START

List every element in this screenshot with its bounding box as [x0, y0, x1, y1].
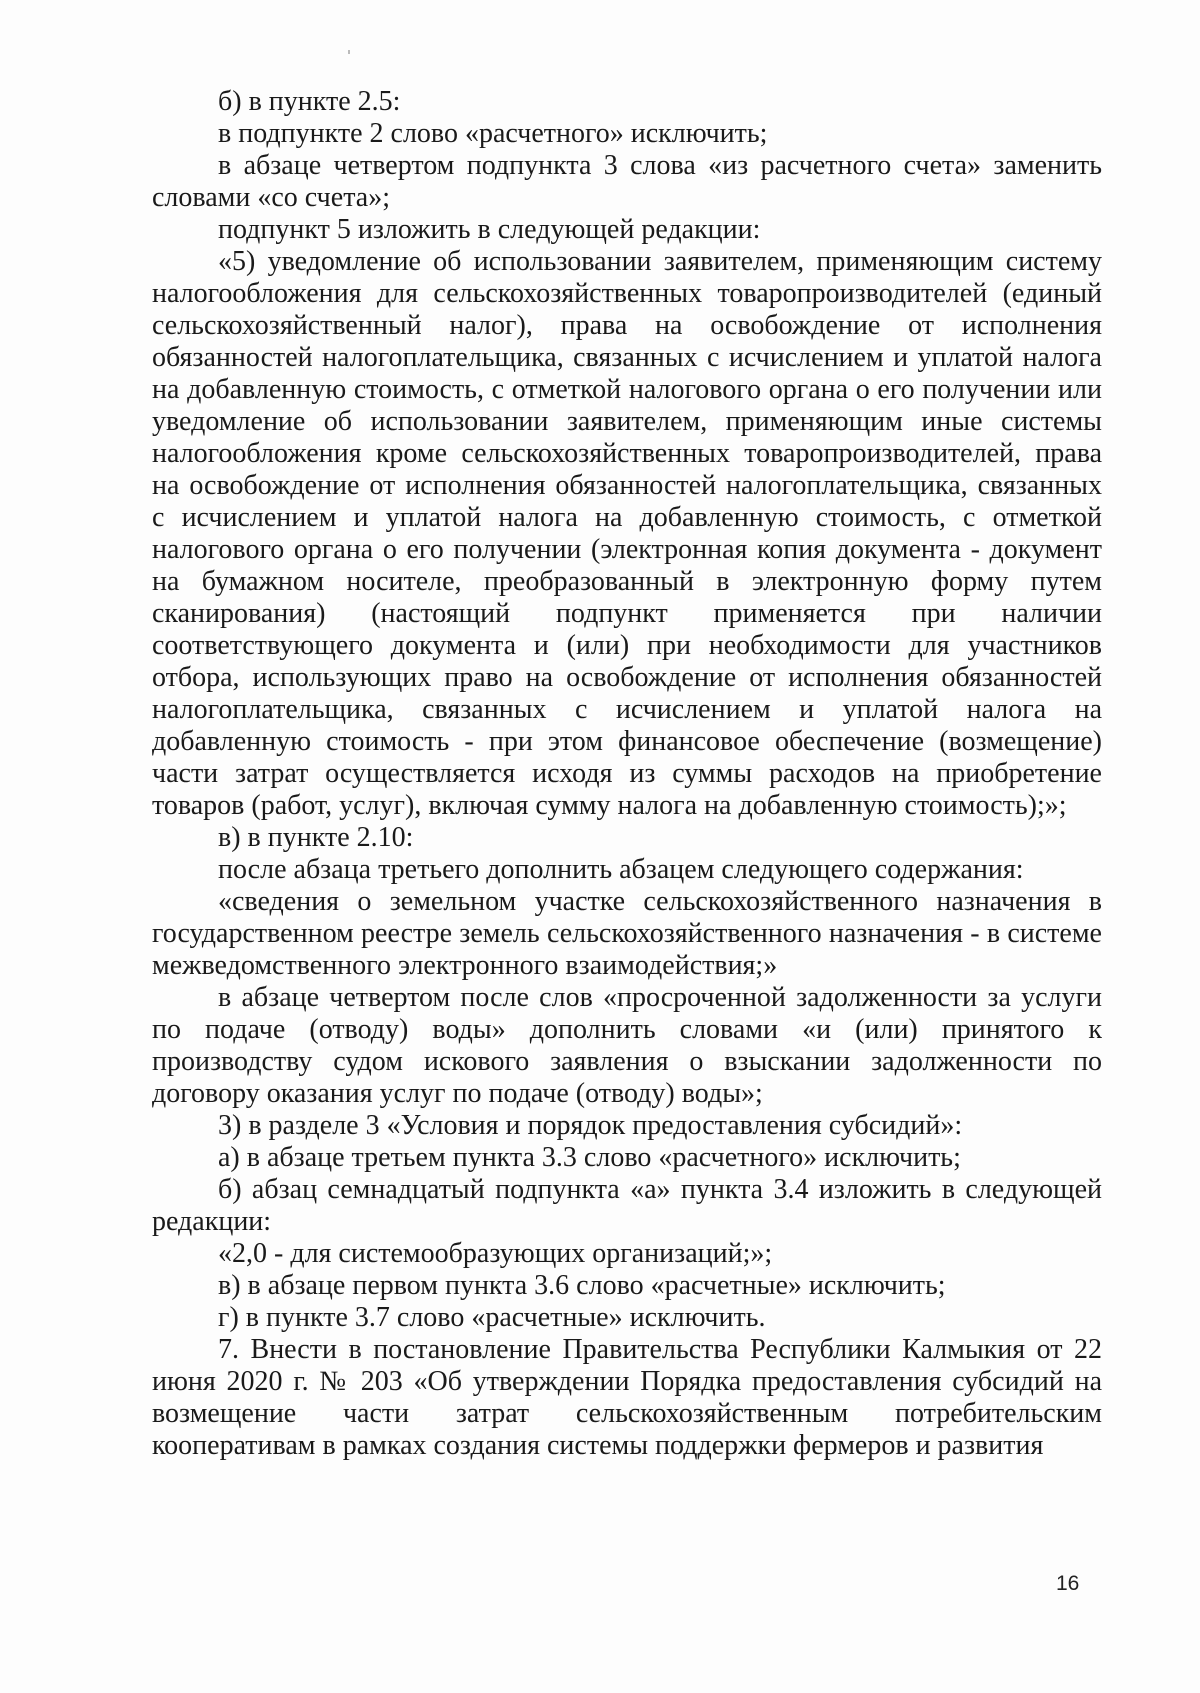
- paragraph-subpoint-5-intro: подпункт 5 изложить в следующей редакции:: [218, 214, 761, 245]
- paragraph-subpoint-3: в абзаце четвертом подпункта 3 слова «из расчетного счета» заменить словами «со счета»;: [152, 150, 1102, 213]
- paragraph-item-b-2-5: б) в пункте 2.5:: [218, 86, 401, 117]
- paragraph-subpoint-2: в подпункте 2 слово «расчетного» исключить;: [218, 118, 768, 149]
- scan-speck: [348, 50, 350, 54]
- paragraph-subpoint-5-text: «5) уведомление об использовании заявителем, применяющим систему налогообложения для сельскохозяйственных товаропроизводителей (единый сельскохозяйственный налог), права на освобождение от исполнения обязанностей налогоплательщика, связанных с исчислением и уплатой налога на добавленную стоимость, с отметкой налогового органа о его получении или уведомление об использовании заявителем, применяющим иные системы налогообложения кроме сельскохозяйственных товаропроизводителей, права на освобождение от исполнения обязанностей налогоплательщика, связанных с исчислением и уплатой налога на добавленную стоимость, с отметкой налогового органа о его получении (электронная копия документа - документ на бумажном носителе, преобразованный в электронную форму путем сканирования) (настоящий подпункт применяется при наличии соответствующего документа и (или) при необходимости для участников отбора, использующих право на освобождение от исполнения обязанностей налогоплательщика, связанных с исчислением и уплатой налога на добавленную стоимость - при этом финансовое обеспечение (возмещение) части затрат осуществляется исходя из суммы расходов на приобретение товаров (работ, услуг), включая сумму налога на добавленную стоимость);»;: [152, 246, 1102, 821]
- paragraph-item-v-3-6: в) в абзаце первом пункта 3.6 слово «расчетные» исключить;: [218, 1270, 946, 1301]
- paragraph-section-3: 3) в разделе 3 «Условия и порядок предоставления субсидий»:: [218, 1110, 963, 1141]
- paragraph-item-b-3-4: б) абзац семнадцатый подпункта «а» пункта 3.4 изложить в следующей редакции:: [152, 1174, 1102, 1237]
- paragraph-point-7: 7. Внести в постановление Правительства Республики Калмыкия от 22 июня 2020 г. № 203 «Об утверждении Порядка предоставления субсидий на возмещение части затрат сельскохозяйственным потребительским кооперативам в рамках создания системы поддержки фермеров и развития: [152, 1334, 1102, 1461]
- paragraph-item-v-2-10: в) в пункте 2.10:: [218, 822, 414, 853]
- paragraph-coefficient: «2,0 - для системообразующих организаций;»;: [218, 1238, 773, 1269]
- paragraph-add-abzac: после абзаца третьего дополнить абзацем следующего содержания:: [218, 854, 1024, 885]
- paragraph-abzac-four: в абзаце четвертом после слов «просроченной задолженности за услуги по подаче (отводу) воды» дополнить словами «и (или) принятого к производству судом искового заявления о взыскании задолженности по договору оказания услуг по подаче (отводу) воды»;: [152, 982, 1102, 1109]
- document-body: [152, 86, 1102, 1462]
- page-number: 16: [1056, 1572, 1080, 1595]
- paragraph-item-g-3-7: г) в пункте 3.7 слово «расчетные» исключить.: [218, 1302, 766, 1333]
- paragraph-item-a-3-3: а) в абзаце третьем пункта 3.3 слово «расчетного» исключить;: [218, 1142, 961, 1173]
- paragraph-land-info: «сведения о земельном участке сельскохозяйственного назначения в государственном реестре земель сельскохозяйственного назначения - в системе межведомственного электронного взаимодействия;»: [152, 886, 1102, 981]
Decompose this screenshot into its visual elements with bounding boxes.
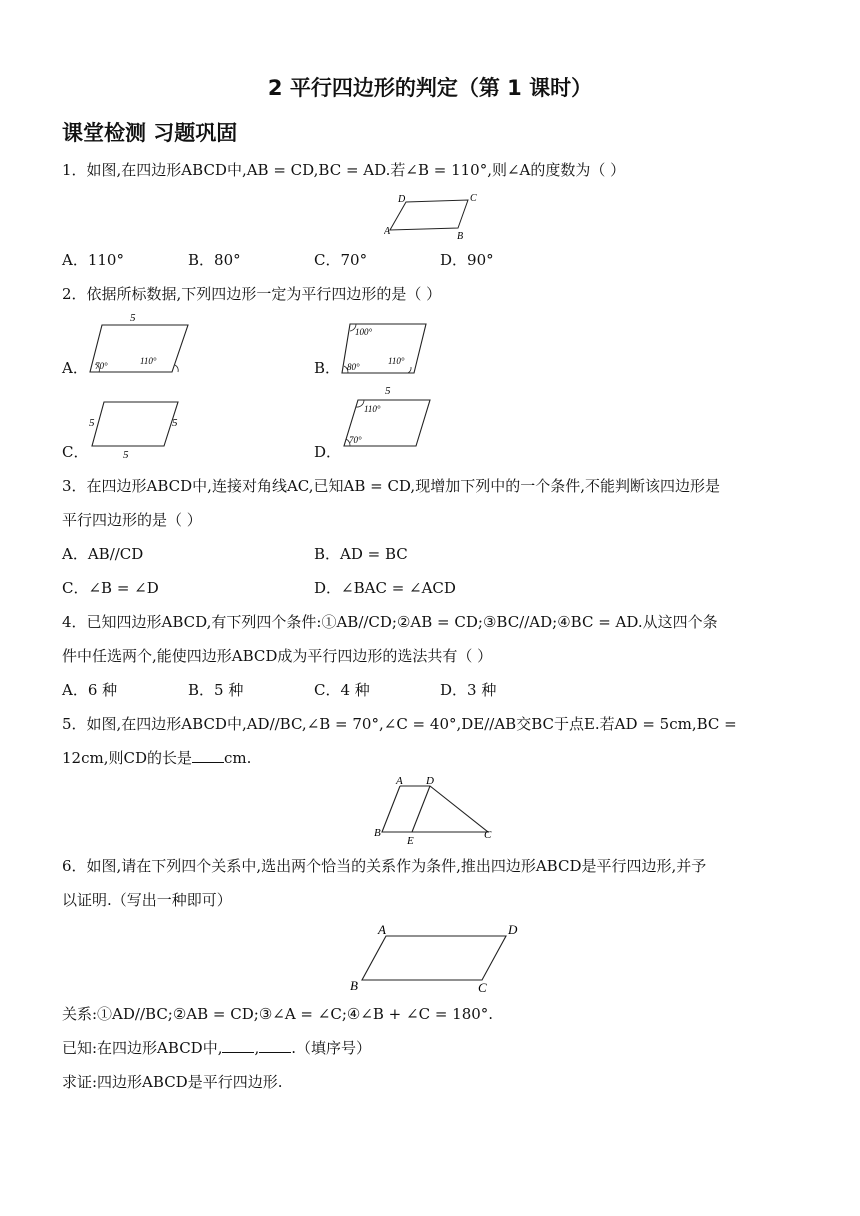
question-6-relations: 关系:①AD//BC;②AB = CD;③∠A = ∠C;④∠B + ∠C = 180°. bbox=[62, 1005, 494, 1023]
q2-figure-b bbox=[338, 318, 430, 376]
q2-option-b[interactable]: B． bbox=[314, 359, 341, 377]
q2-figure-d bbox=[338, 382, 434, 450]
q1-option-b[interactable]: B．80° bbox=[188, 251, 241, 269]
q6-answer-blank-1[interactable] bbox=[222, 1038, 254, 1053]
figB-angle-top: 100° bbox=[355, 327, 373, 337]
figC-side-right: 5 bbox=[172, 417, 178, 429]
figC-side-left: 5 bbox=[89, 417, 95, 429]
q3-option-c[interactable]: C．∠B = ∠D bbox=[62, 579, 159, 597]
question-6-prove: 求证:四边形ABCD是平行四边形. bbox=[62, 1073, 283, 1091]
figA-angle-left: 70° bbox=[95, 361, 108, 371]
q4-option-d[interactable]: D．3 种 bbox=[440, 681, 497, 699]
question-5-line-2 bbox=[62, 748, 802, 768]
question-2-text: 2．依据所标数据,下列四边形一定为平行四边形的是（ ） bbox=[62, 285, 442, 303]
question-3-line-2: 平行四边形的是（ ） bbox=[62, 511, 202, 529]
figB-angle-right: 110° bbox=[388, 356, 405, 366]
fig1-label-a: A bbox=[384, 226, 391, 237]
q3-option-a[interactable]: A．AB//CD bbox=[62, 545, 144, 563]
fig5-label-a: A bbox=[396, 775, 403, 787]
question-1-figure bbox=[384, 190, 484, 242]
q1-option-c[interactable]: C．70° bbox=[314, 251, 368, 269]
figB-angle-left: 80° bbox=[347, 362, 360, 372]
fig1-label-b: B bbox=[457, 231, 464, 242]
q4-option-a[interactable]: A．6 种 bbox=[62, 681, 118, 699]
question-6-line-2: 以证明.（写出一种即可） bbox=[62, 891, 232, 909]
q2-figure-c bbox=[86, 396, 186, 462]
fig6-label-c: C bbox=[478, 980, 487, 995]
question-3-line-1: 3．在四边形ABCD中,连接对角线AC,已知AB = CD,现增加下列中的一个条件,不能判断该四边形是 bbox=[62, 477, 720, 495]
fig6-label-b: B bbox=[350, 978, 358, 993]
question-6-line-1: 6．如图,请在下列四个关系中,选出两个恰当的关系作为条件,推出四边形ABCD是平行四边形,并予 bbox=[62, 857, 707, 875]
figD-side-top: 5 bbox=[385, 385, 391, 397]
question-1-text: 1．如图,在四边形ABCD中,AB = CD,BC = AD.若∠B = 110°,则∠A的度数为（ ） bbox=[62, 161, 626, 179]
fig6-label-a: A bbox=[378, 922, 386, 937]
q4-option-c[interactable]: C．4 种 bbox=[314, 681, 370, 699]
question-5-line-1: 5．如图,在四边形ABCD中,AD//BC,∠B = 70°,∠C = 40°,DE//AB交BC于点E.若AD = 5cm,BC = bbox=[62, 715, 737, 733]
figC-side-bottom: 5 bbox=[123, 449, 129, 461]
q3-option-d[interactable]: D．∠BAC = ∠ACD bbox=[314, 579, 456, 597]
q1-option-a[interactable]: A．110° bbox=[62, 251, 124, 269]
known-prefix: 已知:在四边形ABCD中, bbox=[62, 1039, 223, 1057]
q4-option-b[interactable]: B．5 种 bbox=[188, 681, 244, 699]
q1-option-d[interactable]: D．90° bbox=[440, 251, 494, 269]
figD-angle-top: 110° bbox=[364, 404, 381, 414]
page-title: 2 平行四边形的判定（第 1 课时） bbox=[267, 76, 593, 100]
figD-angle-bottom: 70° bbox=[349, 435, 362, 445]
fig5-label-c: C bbox=[484, 829, 492, 841]
q2-option-c[interactable]: C． bbox=[62, 443, 89, 461]
q2-option-a[interactable]: A． bbox=[62, 359, 88, 377]
question-5-text: 12cm,则CD的长是 bbox=[62, 749, 192, 767]
q2-option-d[interactable]: D． bbox=[314, 443, 342, 461]
section-heading: 课堂检测 习题巩固 bbox=[62, 121, 238, 145]
figA-side-label: 5 bbox=[130, 312, 136, 324]
fig5-label-e: E bbox=[407, 835, 414, 846]
fig5-label-d: D bbox=[426, 775, 434, 787]
q3-option-b[interactable]: B．AD = BC bbox=[314, 545, 408, 563]
fig1-label-d: D bbox=[398, 194, 406, 205]
q6-answer-blank-2[interactable] bbox=[259, 1038, 291, 1053]
question-5-figure bbox=[370, 774, 496, 846]
q5-answer-blank[interactable] bbox=[192, 748, 224, 763]
question-5-unit: cm. bbox=[223, 749, 252, 767]
figA-angle-right: 110° bbox=[140, 356, 157, 366]
known-suffix: .（填序号） bbox=[291, 1039, 372, 1057]
question-6-figure bbox=[346, 920, 526, 996]
fig5-label-b: B bbox=[374, 827, 381, 839]
question-6-known bbox=[62, 1038, 802, 1058]
known-separator: , bbox=[254, 1039, 260, 1057]
question-4-line-2: 件中任选两个,能使四边形ABCD成为平行四边形的选法共有（ ） bbox=[62, 647, 493, 665]
fig1-label-c: C bbox=[470, 193, 477, 204]
fig6-label-d: D bbox=[508, 922, 518, 937]
question-4-line-1: 4．已知四边形ABCD,有下列四个条件:①AB//CD;②AB = CD;③BC//AD;④BC = AD.从这四个条 bbox=[62, 613, 718, 631]
q2-figure-a bbox=[86, 310, 192, 376]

END

■ Problem requirements
Please start at the line that has "- paragraph-subpoint-5-intro: подпункт" and stop after the line that has "- scan-speck: [348, 50, 350, 54]", putting those items into a numbered list with any blank lines left out.

■ Task response
1. - paragraph-subpoint-5-intro: подпункт 5 изложить в следующей редакции:: [218, 214, 761, 245]
2. - paragraph-subpoint-3: в абзаце четвертом подпункта 3 слова «из расчетного счета» заменить словами «со счета»;: [152, 150, 1102, 213]
3. - paragraph-item-b-2-5: б) в пункте 2.5:: [218, 86, 401, 117]
4. - paragraph-subpoint-2: в подпункте 2 слово «расчетного» исключить;: [218, 118, 768, 149]
5. - scan-speck: [348, 50, 350, 54]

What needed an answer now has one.